(Given problem): Determine the number of lines that have the string "프로젝트" in them, and give only that number.
── Provided material
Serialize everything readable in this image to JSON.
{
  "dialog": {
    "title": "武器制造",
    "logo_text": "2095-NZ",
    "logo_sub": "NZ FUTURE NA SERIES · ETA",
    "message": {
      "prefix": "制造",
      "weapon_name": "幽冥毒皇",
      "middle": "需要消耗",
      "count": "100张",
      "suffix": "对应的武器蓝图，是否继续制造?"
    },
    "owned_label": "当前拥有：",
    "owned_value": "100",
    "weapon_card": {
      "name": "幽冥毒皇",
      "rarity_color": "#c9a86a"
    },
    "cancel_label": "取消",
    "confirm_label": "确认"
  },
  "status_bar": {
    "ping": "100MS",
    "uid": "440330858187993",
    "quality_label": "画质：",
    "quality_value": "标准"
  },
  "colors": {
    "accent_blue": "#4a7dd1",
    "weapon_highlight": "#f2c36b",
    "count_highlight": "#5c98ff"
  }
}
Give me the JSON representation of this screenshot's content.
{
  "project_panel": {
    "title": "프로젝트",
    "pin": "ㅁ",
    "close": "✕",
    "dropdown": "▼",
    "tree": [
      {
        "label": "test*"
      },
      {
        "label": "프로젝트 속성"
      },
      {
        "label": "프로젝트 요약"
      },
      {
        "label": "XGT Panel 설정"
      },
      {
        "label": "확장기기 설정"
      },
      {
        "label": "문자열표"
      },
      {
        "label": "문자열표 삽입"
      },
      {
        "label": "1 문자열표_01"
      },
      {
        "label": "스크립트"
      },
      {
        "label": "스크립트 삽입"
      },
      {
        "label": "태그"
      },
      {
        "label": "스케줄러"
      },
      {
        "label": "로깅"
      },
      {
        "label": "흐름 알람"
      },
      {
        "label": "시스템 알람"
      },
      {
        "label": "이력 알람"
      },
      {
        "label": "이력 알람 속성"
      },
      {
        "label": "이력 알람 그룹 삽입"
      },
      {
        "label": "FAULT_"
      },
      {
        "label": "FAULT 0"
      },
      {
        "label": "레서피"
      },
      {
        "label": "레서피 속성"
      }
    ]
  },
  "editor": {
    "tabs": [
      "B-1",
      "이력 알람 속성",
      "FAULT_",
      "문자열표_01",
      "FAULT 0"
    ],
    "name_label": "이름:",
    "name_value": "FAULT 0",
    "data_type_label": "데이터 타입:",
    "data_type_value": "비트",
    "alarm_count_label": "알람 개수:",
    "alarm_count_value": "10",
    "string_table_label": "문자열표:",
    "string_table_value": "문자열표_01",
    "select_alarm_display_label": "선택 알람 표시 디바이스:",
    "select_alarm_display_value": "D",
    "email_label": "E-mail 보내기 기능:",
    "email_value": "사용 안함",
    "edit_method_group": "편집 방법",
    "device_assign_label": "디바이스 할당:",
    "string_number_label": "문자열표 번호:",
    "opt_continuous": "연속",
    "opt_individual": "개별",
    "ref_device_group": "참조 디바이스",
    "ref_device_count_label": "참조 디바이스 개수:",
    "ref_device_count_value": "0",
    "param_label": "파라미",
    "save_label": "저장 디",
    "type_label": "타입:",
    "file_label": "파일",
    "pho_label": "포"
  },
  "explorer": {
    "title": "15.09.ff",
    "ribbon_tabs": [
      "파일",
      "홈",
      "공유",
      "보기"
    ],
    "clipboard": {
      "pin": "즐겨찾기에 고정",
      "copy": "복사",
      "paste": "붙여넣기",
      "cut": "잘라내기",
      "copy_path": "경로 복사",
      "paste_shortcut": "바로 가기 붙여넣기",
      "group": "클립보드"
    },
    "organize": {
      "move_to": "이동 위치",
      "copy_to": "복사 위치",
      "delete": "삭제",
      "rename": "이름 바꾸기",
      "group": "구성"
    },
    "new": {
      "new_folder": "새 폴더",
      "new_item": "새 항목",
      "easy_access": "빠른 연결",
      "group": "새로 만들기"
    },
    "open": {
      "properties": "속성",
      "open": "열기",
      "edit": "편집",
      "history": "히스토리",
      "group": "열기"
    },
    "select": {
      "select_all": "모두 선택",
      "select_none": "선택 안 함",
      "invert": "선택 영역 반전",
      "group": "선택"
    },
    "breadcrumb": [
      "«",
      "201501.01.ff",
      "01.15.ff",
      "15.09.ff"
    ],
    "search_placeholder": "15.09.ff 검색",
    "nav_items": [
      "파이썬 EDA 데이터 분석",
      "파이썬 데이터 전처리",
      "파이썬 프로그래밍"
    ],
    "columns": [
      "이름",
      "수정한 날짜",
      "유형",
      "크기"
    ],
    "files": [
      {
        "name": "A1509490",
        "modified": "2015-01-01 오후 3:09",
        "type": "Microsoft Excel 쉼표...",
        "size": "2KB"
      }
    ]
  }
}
────
(Result of this exercise): 3